====== Exercise material

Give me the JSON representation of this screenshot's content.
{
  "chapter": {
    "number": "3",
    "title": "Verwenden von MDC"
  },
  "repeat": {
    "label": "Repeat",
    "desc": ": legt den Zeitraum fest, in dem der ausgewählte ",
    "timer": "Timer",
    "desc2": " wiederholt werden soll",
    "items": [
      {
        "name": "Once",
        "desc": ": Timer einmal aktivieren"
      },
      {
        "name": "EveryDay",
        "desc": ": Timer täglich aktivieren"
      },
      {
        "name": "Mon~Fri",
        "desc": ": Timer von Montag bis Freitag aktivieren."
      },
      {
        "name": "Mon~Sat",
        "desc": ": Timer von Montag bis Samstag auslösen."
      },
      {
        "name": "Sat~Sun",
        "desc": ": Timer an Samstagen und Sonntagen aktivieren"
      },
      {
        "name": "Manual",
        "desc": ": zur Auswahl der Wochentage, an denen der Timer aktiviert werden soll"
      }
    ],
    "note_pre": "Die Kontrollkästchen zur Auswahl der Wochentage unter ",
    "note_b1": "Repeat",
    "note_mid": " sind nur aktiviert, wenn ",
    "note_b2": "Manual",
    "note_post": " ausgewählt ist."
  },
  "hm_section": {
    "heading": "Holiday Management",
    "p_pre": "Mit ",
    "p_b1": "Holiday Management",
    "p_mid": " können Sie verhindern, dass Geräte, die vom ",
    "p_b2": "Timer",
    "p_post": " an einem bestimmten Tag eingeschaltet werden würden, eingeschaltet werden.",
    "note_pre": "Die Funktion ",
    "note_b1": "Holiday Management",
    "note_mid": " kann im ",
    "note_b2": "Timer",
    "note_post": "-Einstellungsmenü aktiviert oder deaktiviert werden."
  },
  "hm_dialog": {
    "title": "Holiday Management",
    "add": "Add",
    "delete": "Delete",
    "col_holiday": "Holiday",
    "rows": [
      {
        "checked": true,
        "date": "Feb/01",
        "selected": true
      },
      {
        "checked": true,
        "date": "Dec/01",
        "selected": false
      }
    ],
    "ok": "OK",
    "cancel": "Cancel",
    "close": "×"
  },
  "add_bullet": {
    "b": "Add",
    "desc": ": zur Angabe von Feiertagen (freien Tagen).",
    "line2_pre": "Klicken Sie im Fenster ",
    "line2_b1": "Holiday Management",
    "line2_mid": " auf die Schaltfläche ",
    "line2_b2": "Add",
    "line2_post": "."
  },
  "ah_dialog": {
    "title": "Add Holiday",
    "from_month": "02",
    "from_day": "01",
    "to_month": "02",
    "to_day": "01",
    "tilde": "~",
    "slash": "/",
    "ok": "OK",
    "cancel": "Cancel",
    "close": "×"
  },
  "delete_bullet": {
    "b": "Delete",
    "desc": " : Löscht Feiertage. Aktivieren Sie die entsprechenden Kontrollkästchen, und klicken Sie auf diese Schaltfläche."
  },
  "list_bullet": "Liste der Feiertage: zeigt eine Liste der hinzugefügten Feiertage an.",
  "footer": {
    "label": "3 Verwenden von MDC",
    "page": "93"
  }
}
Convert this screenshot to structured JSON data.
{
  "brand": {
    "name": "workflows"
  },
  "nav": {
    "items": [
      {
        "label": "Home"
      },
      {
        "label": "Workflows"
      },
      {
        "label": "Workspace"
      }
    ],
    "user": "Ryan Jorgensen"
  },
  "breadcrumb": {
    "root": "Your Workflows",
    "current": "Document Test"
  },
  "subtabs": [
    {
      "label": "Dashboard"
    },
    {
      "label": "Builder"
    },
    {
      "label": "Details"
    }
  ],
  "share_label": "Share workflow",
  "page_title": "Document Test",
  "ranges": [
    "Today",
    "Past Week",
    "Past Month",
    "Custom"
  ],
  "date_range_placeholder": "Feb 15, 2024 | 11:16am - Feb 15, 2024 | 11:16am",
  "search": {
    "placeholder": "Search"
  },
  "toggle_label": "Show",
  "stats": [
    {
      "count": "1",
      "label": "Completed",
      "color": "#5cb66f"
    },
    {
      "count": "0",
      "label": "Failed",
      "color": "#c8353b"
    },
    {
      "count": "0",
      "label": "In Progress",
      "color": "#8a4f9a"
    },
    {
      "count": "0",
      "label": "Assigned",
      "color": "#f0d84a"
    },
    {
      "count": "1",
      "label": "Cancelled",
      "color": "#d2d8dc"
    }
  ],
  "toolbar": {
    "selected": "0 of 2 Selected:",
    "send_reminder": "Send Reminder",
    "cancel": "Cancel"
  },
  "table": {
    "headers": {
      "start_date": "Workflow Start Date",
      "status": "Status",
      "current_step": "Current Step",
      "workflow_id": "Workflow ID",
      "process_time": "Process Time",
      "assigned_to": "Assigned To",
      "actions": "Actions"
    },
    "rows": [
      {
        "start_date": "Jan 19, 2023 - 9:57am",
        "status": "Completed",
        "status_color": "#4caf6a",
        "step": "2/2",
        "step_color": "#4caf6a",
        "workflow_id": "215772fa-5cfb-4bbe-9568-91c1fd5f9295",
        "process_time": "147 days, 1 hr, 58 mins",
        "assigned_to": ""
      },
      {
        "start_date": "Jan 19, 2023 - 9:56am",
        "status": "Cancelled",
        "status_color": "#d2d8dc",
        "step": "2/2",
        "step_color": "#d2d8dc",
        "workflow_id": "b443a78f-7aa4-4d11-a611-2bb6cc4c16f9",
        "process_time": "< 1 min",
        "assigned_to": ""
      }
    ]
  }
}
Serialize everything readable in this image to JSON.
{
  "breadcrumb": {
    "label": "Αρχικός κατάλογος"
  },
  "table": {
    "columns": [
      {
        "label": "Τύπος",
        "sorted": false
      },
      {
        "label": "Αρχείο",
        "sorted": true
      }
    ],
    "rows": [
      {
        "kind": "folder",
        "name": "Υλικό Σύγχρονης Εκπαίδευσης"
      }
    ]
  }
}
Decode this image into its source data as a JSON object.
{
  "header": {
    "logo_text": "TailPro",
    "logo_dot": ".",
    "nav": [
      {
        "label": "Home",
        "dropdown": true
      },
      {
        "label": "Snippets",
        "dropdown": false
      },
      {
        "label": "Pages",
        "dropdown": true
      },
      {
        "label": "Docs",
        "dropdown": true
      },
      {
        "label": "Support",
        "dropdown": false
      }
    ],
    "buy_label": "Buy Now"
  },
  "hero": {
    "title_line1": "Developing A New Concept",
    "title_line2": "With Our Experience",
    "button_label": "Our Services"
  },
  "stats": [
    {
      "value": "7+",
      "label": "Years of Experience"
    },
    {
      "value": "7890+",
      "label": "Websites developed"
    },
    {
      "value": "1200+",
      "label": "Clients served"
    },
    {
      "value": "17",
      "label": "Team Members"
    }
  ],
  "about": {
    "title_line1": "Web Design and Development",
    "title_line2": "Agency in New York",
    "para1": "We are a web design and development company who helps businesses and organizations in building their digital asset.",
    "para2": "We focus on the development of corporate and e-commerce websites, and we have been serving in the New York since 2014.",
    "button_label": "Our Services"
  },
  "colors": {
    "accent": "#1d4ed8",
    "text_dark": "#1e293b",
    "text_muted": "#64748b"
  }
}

============

> [Task statement]:
Copy only this span: the line that contains "Decode this image", the last line, and every line between them.

> [Expected answer]:
Decode this image into its source data as a JSON object.
{
  "header": {
    "logo_text": "TailPro",
    "logo_dot": ".",
    "nav": [
      {
        "label": "Home",
        "dropdown": true
      },
      {
        "label": "Snippets",
        "dropdown": false
      },
      {
        "label": "Pages",
        "dropdown": true
      },
      {
        "label": "Docs",
        "dropdown": true
      },
      {
        "label": "Support",
        "dropdown": false
      }
    ],
    "buy_label": "Buy Now"
  },
  "hero": {
    "title_line1": "Developing A New Concept",
    "title_line2": "With Our Experience",
    "button_label": "Our Services"
  },
  "stats": [
    {
      "value": "7+",
      "label": "Years of Experience"
    },
    {
      "value": "7890+",
      "label": "Websites developed"
    },
    {
      "value": "1200+",
      "label": "Clients served"
    },
    {
      "value": "17",
      "label": "Team Members"
    }
  ],
  "about": {
    "title_line1": "Web Design and Development",
    "title_line2": "Agency in New York",
    "para1": "We are a web design and development company who helps businesses and organizations in building their digital asset.",
    "para2": "We focus on the development of corporate and e-commerce websites, and we have been serving in the New York since 2014.",
    "button_label": "Our Services"
  },
  "colors": {
    "accent": "#1d4ed8",
    "text_dark": "#1e293b",
    "text_muted": "#64748b"
  }
}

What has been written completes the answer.